_To be done_.
Extract all of the entries and give them again, word for word.

_Extracted data entries_.
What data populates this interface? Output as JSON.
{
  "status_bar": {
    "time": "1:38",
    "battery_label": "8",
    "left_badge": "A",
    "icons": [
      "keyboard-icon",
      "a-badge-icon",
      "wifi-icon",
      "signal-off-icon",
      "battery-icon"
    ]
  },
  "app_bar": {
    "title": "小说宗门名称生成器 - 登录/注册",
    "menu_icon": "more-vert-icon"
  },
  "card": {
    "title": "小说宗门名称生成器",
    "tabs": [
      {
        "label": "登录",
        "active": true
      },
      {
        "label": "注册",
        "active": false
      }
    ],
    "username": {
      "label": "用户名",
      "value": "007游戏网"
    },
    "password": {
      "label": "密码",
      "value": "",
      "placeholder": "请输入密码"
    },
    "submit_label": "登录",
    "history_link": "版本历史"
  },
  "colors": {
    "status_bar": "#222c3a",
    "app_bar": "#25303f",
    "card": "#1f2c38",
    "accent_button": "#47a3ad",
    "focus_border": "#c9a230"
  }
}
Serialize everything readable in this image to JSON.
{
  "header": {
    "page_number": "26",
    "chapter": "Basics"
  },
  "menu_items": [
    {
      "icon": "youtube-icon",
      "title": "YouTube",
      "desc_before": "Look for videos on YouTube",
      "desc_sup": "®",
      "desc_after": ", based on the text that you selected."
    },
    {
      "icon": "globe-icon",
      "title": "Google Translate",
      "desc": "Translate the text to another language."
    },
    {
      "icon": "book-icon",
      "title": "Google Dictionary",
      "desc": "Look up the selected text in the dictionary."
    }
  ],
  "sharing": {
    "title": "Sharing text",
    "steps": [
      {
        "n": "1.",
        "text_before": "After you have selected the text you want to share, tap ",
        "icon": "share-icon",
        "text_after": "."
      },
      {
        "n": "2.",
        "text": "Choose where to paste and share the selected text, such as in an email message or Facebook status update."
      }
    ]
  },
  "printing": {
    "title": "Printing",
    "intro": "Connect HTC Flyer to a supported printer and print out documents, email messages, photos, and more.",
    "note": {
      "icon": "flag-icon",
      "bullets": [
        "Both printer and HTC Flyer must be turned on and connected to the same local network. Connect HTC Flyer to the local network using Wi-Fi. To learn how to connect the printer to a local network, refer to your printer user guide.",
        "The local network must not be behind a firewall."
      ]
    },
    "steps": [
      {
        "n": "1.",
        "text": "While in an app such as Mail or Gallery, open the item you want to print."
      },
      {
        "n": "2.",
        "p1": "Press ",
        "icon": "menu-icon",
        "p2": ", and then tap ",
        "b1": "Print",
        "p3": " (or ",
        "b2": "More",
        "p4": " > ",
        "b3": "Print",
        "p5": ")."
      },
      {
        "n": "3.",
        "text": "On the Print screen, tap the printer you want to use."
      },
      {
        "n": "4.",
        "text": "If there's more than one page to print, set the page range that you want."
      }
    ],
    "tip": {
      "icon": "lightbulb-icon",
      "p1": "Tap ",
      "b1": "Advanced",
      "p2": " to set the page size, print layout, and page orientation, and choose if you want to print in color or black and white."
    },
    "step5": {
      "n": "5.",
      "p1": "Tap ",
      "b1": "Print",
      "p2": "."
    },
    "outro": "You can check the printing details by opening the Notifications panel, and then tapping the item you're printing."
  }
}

_Correct output_.
What data populates this interface? Output as JSON.
{
  "status_bar": {
    "time": "1:38",
    "battery_label": "8",
    "left_badge": "A",
    "icons": [
      "keyboard-icon",
      "a-badge-icon",
      "wifi-icon",
      "signal-off-icon",
      "battery-icon"
    ]
  },
  "app_bar": {
    "title": "小说宗门名称生成器 - 登录/注册",
    "menu_icon": "more-vert-icon"
  },
  "card": {
    "title": "小说宗门名称生成器",
    "tabs": [
      {
        "label": "登录",
        "active": true
      },
      {
        "label": "注册",
        "active": false
      }
    ],
    "username": {
      "label": "用户名",
      "value": "007游戏网"
    },
    "password": {
      "label": "密码",
      "value": "",
      "placeholder": "请输入密码"
    },
    "submit_label": "登录",
    "history_link": "版本历史"
  },
  "colors": {
    "status_bar": "#222c3a",
    "app_bar": "#25303f",
    "card": "#1f2c38",
    "accent_button": "#47a3ad",
    "focus_border": "#c9a230"
  }
}
Serialize everything readable in this image to JSON.
{
  "header": {
    "page_number": "26",
    "chapter": "Basics"
  },
  "menu_items": [
    {
      "icon": "youtube-icon",
      "title": "YouTube",
      "desc_before": "Look for videos on YouTube",
      "desc_sup": "®",
      "desc_after": ", based on the text that you selected."
    },
    {
      "icon": "globe-icon",
      "title": "Google Translate",
      "desc": "Translate the text to another language."
    },
    {
      "icon": "book-icon",
      "title": "Google Dictionary",
      "desc": "Look up the selected text in the dictionary."
    }
  ],
  "sharing": {
    "title": "Sharing text",
    "steps": [
      {
        "n": "1.",
        "text_before": "After you have selected the text you want to share, tap ",
        "icon": "share-icon",
        "text_after": "."
      },
      {
        "n": "2.",
        "text": "Choose where to paste and share the selected text, such as in an email message or Facebook status update."
      }
    ]
  },
  "printing": {
    "title": "Printing",
    "intro": "Connect HTC Flyer to a supported printer and print out documents, email messages, photos, and more.",
    "note": {
      "icon": "flag-icon",
      "bullets": [
        "Both printer and HTC Flyer must be turned on and connected to the same local network. Connect HTC Flyer to the local network using Wi-Fi. To learn how to connect the printer to a local network, refer to your printer user guide.",
        "The local network must not be behind a firewall."
      ]
    },
    "steps": [
      {
        "n": "1.",
        "text": "While in an app such as Mail or Gallery, open the item you want to print."
      },
      {
        "n": "2.",
        "p1": "Press ",
        "icon": "menu-icon",
        "p2": ", and then tap ",
        "b1": "Print",
        "p3": " (or ",
        "b2": "More",
        "p4": " > ",
        "b3": "Print",
        "p5": ")."
      },
      {
        "n": "3.",
        "text": "On the Print screen, tap the printer you want to use."
      },
      {
        "n": "4.",
        "text": "If there's more than one page to print, set the page range that you want."
      }
    ],
    "tip": {
      "icon": "lightbulb-icon",
      "p1": "Tap ",
      "b1": "Advanced",
      "p2": " to set the page size, print layout, and page orientation, and choose if you want to print in color or black and white."
    },
    "step5": {
      "n": "5.",
      "p1": "Tap ",
      "b1": "Print",
      "p2": "."
    },
    "outro": "You can check the printing details by opening the Notifications panel, and then tapping the item you're printing."
  }
}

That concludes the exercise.